====== DATASET RECORDS

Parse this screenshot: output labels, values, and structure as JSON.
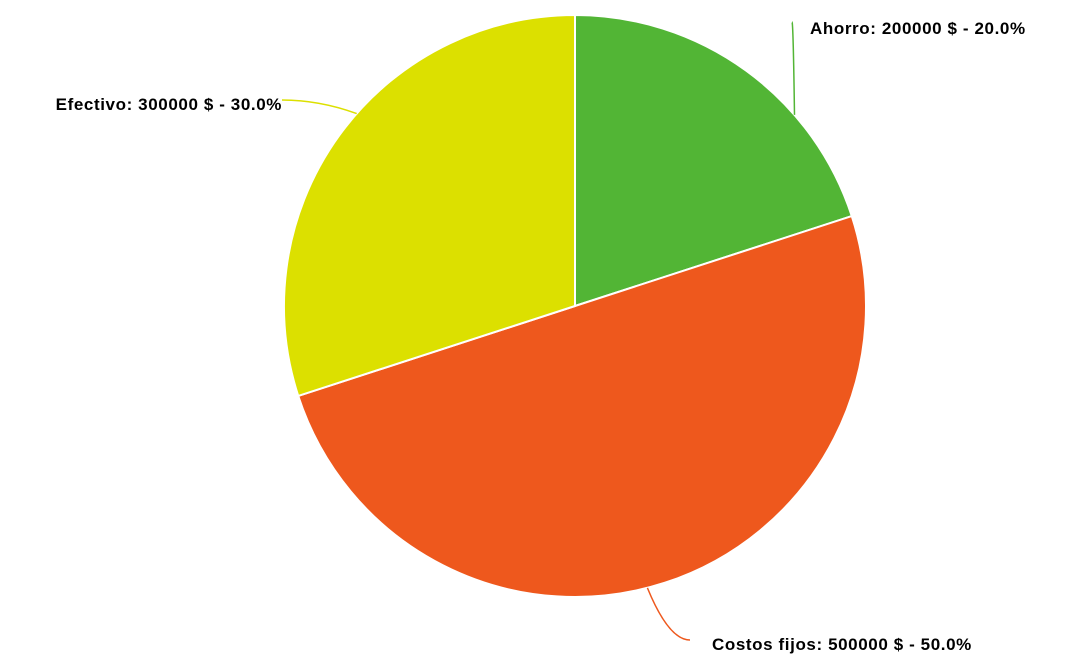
{
  "chart_data": {
    "type": "pie",
    "title": "",
    "unit": "$",
    "slices": [
      {
        "name": "Ahorro",
        "value": 200000,
        "percent": 20.0,
        "color": "#52b535",
        "label": "Ahorro: 200000 $ - 20.0%"
      },
      {
        "name": "Costos fijos",
        "value": 500000,
        "percent": 50.0,
        "color": "#ee581d",
        "label": "Costos fijos: 500000 $ - 50.0%"
      },
      {
        "name": "Efectivo",
        "value": 300000,
        "percent": 30.0,
        "color": "#dce000",
        "label": "Efectivo: 300000 $ - 30.0%"
      }
    ],
    "start_angle_deg": 0,
    "direction": "clockwise"
  }
}
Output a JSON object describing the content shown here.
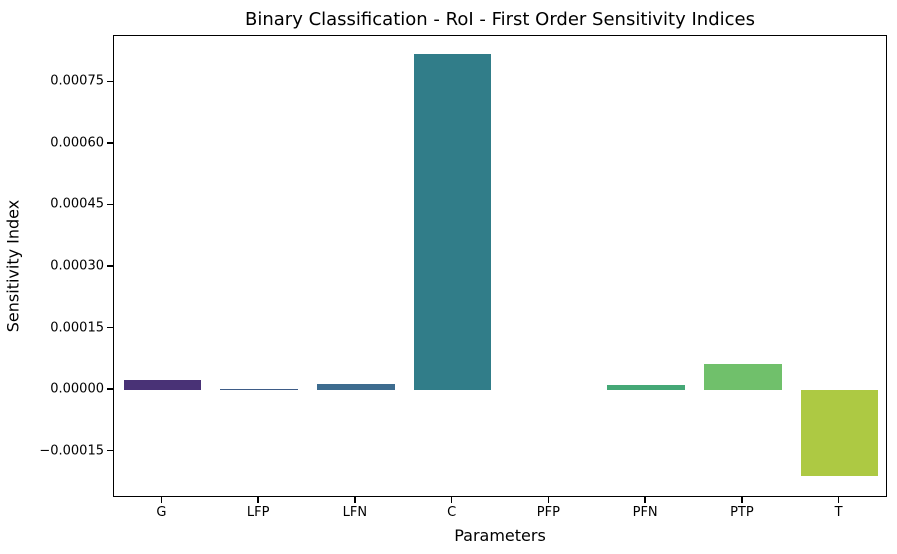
{
  "chart_data": {
    "type": "bar",
    "title": "Binary Classification - RoI - First Order Sensitivity Indices",
    "xlabel": "Parameters",
    "ylabel": "Sensitivity Index",
    "categories": [
      "G",
      "LFP",
      "LFN",
      "C",
      "PFP",
      "PFN",
      "PTP",
      "T"
    ],
    "values": [
      2.5e-05,
      3e-06,
      1.6e-05,
      0.000818,
      0.0,
      1.3e-05,
      6.3e-05,
      -0.000209
    ],
    "bar_colors": [
      "#493276",
      "#3e5c87",
      "#3d6c8f",
      "#317d89",
      "#2f9e8a",
      "#45a876",
      "#70c06b",
      "#adc943"
    ],
    "palette": "viridis (desaturated)",
    "ylim": [
      -0.000263,
      0.000863
    ],
    "yticks": [
      0.00075,
      0.0006,
      0.00045,
      0.0003,
      0.00015,
      0.0,
      -0.00015
    ],
    "ytick_labels": [
      "0.00075",
      "0.00060",
      "0.00045",
      "0.00030",
      "0.00015",
      "0.00000",
      "−0.00015"
    ],
    "grid": false,
    "legend_position": "none",
    "bar_width_fraction": 0.8,
    "axis_color": "#000000",
    "background_color": "#ffffff"
  }
}
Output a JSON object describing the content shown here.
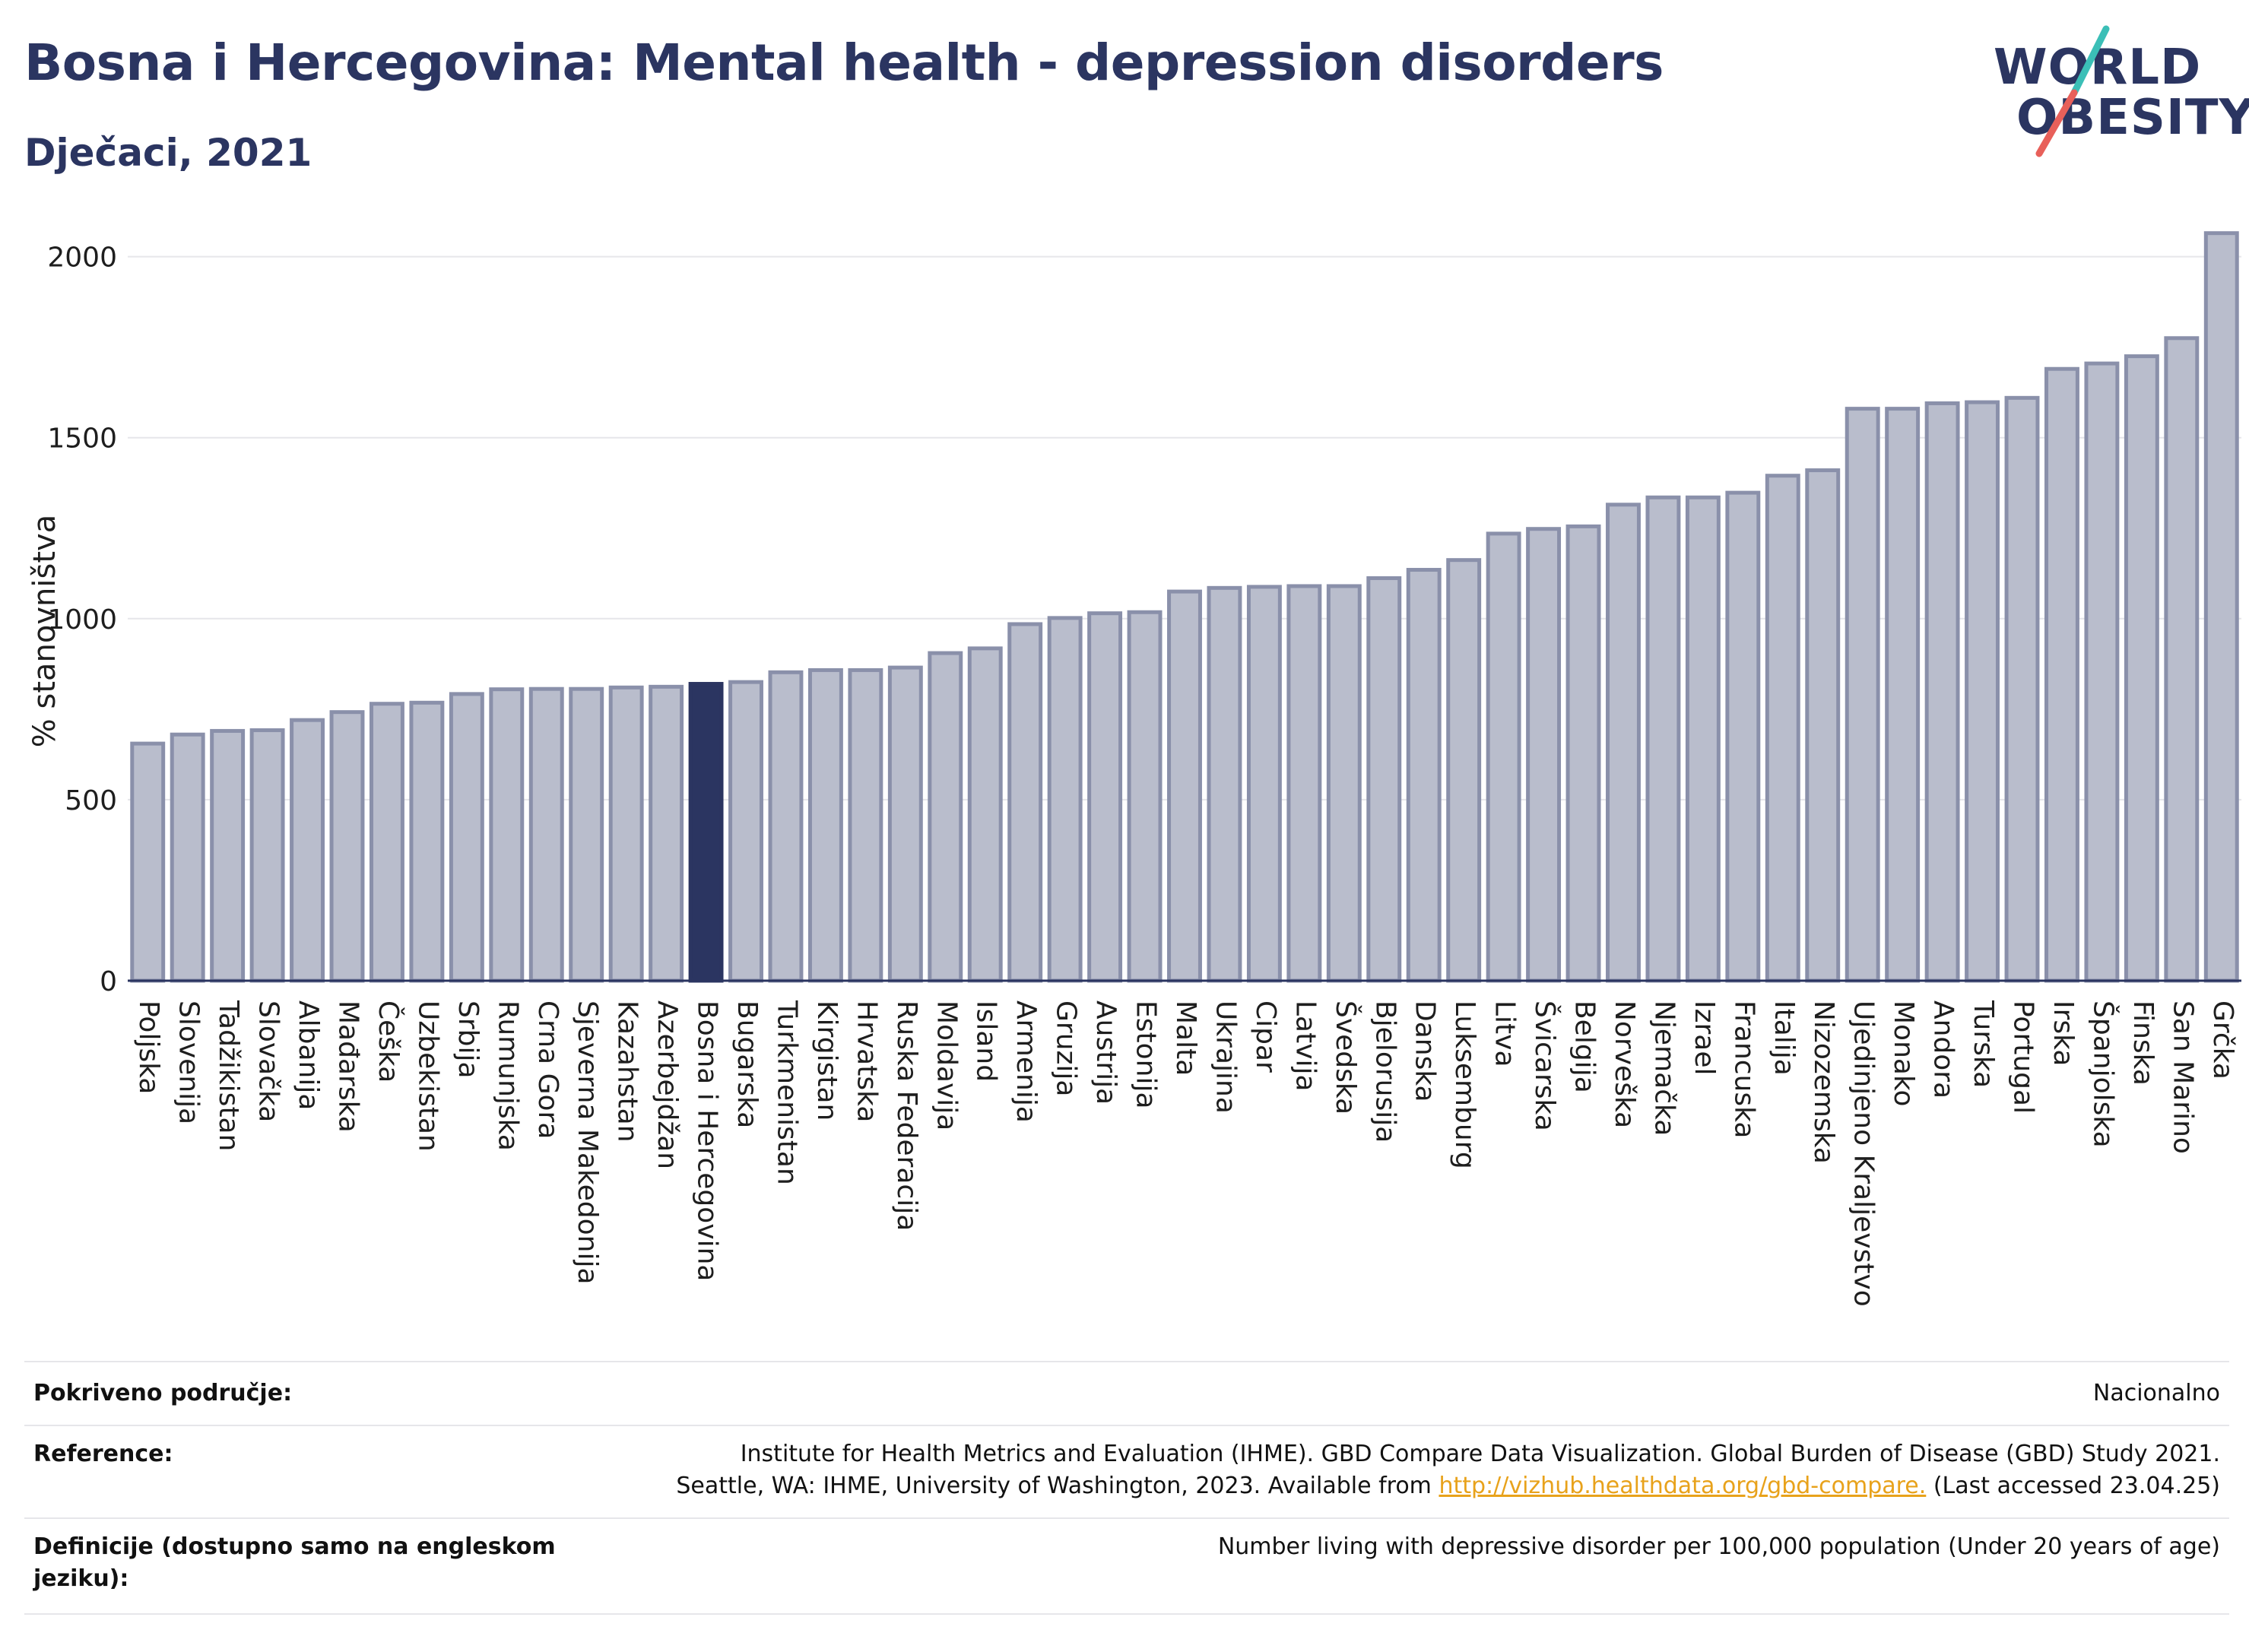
{
  "header": {
    "title": "Bosna i Hercegovina: Mental health - depression disorders",
    "subtitle": "Dječaci, 2021"
  },
  "logo": {
    "line1": "WORLD",
    "line2": "OBESITY"
  },
  "colors": {
    "bar": "#b9bdcc",
    "bar_edge": "#8a90aa",
    "highlight": "#2b3561",
    "grid": "#e6e6ea",
    "logo_teal": "#3bbfb7",
    "logo_red": "#e8605a"
  },
  "chart_data": {
    "type": "bar",
    "ylabel": "% stanovništva",
    "ylim": [
      0,
      2100
    ],
    "yticks": [
      0,
      500,
      1000,
      1500,
      2000
    ],
    "grid": true,
    "highlight": "Bosna i Hercegovina",
    "categories": [
      "Poljska",
      "Slovenija",
      "Tadžikistan",
      "Slovačka",
      "Albanija",
      "Mađarska",
      "Češka",
      "Uzbekistan",
      "Srbija",
      "Rumunjska",
      "Crna Gora",
      "Sjeverna Makedonija",
      "Kazahstan",
      "Azerbejdžan",
      "Bosna i Hercegovina",
      "Bugarska",
      "Turkmenistan",
      "Kirgistan",
      "Hrvatska",
      "Ruska Federacija",
      "Moldavija",
      "Island",
      "Armenija",
      "Gruzija",
      "Austrija",
      "Estonija",
      "Malta",
      "Ukrajina",
      "Cipar",
      "Latvija",
      "Švedska",
      "Bjelorusija",
      "Danska",
      "Luksemburg",
      "Litva",
      "Švicarska",
      "Belgija",
      "Norveška",
      "Njemačka",
      "Izrael",
      "Francuska",
      "Italija",
      "Nizozemska",
      "Ujedinjeno Kraljevstvo",
      "Monako",
      "Andora",
      "Turska",
      "Portugal",
      "Irska",
      "Španjolska",
      "Finska",
      "San Marino",
      "Grčka"
    ],
    "values": [
      655,
      680,
      690,
      692,
      720,
      742,
      765,
      768,
      792,
      805,
      806,
      806,
      810,
      812,
      820,
      825,
      852,
      858,
      858,
      865,
      905,
      918,
      985,
      1002,
      1015,
      1018,
      1075,
      1085,
      1088,
      1090,
      1090,
      1112,
      1135,
      1162,
      1235,
      1248,
      1255,
      1315,
      1335,
      1335,
      1348,
      1395,
      1410,
      1580,
      1580,
      1595,
      1598,
      1610,
      1690,
      1705,
      1725,
      1775,
      2065
    ]
  },
  "footer": {
    "rows": [
      {
        "label": "Pokriveno područje:",
        "value": "Nacionalno"
      },
      {
        "label": "Reference:",
        "value_line1": "Institute for Health Metrics and Evaluation (IHME). GBD Compare Data Visualization. Global Burden of Disease (GBD) Study 2021.",
        "value_line2_pre": "Seattle, WA: IHME, University of Washington, 2023. Available from ",
        "value_link": "http://vizhub.healthdata.org/gbd-compare.",
        "value_line2_post": " (Last accessed 23.04.25)"
      },
      {
        "label": "Definicije (dostupno samo na engleskom jeziku):",
        "value": "Number living with depressive disorder per 100,000 population (Under 20 years of age)"
      }
    ]
  }
}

============

▶ **WHAT NEEDS TO BE DONE**: Pull out all lines containing the word "Hercegovina" from the entries above.

▶ **RESULT BELOW**:
    "title": "Bosna i Hercegovina: Mental health - depression disorders",
    "highlight": "Bosna i Hercegovina",
      "Bosna i Hercegovina",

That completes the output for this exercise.